◆ To be done
Transcribe all the entries word for word, but omit the images.

########

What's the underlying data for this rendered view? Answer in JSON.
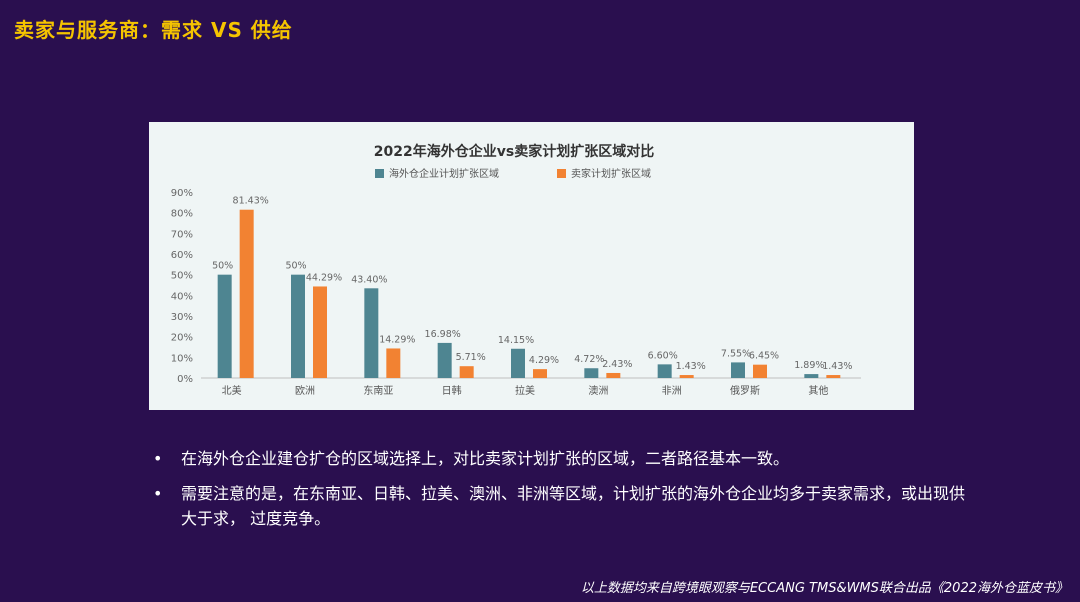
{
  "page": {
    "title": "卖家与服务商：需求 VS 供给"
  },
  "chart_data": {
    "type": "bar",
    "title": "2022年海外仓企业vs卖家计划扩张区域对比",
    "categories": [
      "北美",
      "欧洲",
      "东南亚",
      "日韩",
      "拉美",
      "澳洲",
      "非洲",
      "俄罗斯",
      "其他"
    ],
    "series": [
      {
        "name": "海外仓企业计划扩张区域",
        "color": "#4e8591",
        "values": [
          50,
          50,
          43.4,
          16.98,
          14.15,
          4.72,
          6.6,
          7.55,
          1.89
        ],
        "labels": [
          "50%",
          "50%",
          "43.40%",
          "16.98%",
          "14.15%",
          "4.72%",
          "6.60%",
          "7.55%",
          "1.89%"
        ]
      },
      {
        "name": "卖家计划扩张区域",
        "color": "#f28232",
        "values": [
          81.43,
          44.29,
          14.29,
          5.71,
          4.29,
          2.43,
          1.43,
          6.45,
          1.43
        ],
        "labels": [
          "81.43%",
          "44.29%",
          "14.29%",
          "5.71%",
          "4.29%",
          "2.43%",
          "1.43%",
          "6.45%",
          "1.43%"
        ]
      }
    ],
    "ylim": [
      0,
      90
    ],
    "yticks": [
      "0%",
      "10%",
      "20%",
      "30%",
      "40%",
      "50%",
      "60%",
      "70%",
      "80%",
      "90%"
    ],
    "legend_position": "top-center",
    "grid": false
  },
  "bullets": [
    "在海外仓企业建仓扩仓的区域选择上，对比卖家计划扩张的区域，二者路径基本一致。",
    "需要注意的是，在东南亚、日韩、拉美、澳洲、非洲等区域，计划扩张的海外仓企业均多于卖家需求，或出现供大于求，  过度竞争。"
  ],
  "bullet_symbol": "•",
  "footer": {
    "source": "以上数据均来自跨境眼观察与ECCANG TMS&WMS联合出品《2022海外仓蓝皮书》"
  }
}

########

◆ Result of the task
What's the underlying data for this rendered view? Answer in JSON.
{
  "page": {
    "title": "卖家与服务商：需求 VS 供给"
  },
  "chart_data": {
    "type": "bar",
    "title": "2022年海外仓企业vs卖家计划扩张区域对比",
    "categories": [
      "北美",
      "欧洲",
      "东南亚",
      "日韩",
      "拉美",
      "澳洲",
      "非洲",
      "俄罗斯",
      "其他"
    ],
    "series": [
      {
        "name": "海外仓企业计划扩张区域",
        "color": "#4e8591",
        "values": [
          50,
          50,
          43.4,
          16.98,
          14.15,
          4.72,
          6.6,
          7.55,
          1.89
        ],
        "labels": [
          "50%",
          "50%",
          "43.40%",
          "16.98%",
          "14.15%",
          "4.72%",
          "6.60%",
          "7.55%",
          "1.89%"
        ]
      },
      {
        "name": "卖家计划扩张区域",
        "color": "#f28232",
        "values": [
          81.43,
          44.29,
          14.29,
          5.71,
          4.29,
          2.43,
          1.43,
          6.45,
          1.43
        ],
        "labels": [
          "81.43%",
          "44.29%",
          "14.29%",
          "5.71%",
          "4.29%",
          "2.43%",
          "1.43%",
          "6.45%",
          "1.43%"
        ]
      }
    ],
    "ylim": [
      0,
      90
    ],
    "yticks": [
      "0%",
      "10%",
      "20%",
      "30%",
      "40%",
      "50%",
      "60%",
      "70%",
      "80%",
      "90%"
    ],
    "legend_position": "top-center",
    "grid": false
  },
  "bullets": [
    "在海外仓企业建仓扩仓的区域选择上，对比卖家计划扩张的区域，二者路径基本一致。",
    "需要注意的是，在东南亚、日韩、拉美、澳洲、非洲等区域，计划扩张的海外仓企业均多于卖家需求，或出现供大于求，  过度竞争。"
  ],
  "bullet_symbol": "•",
  "footer": {
    "source": "以上数据均来自跨境眼观察与ECCANG TMS&WMS联合出品《2022海外仓蓝皮书》"
  }
}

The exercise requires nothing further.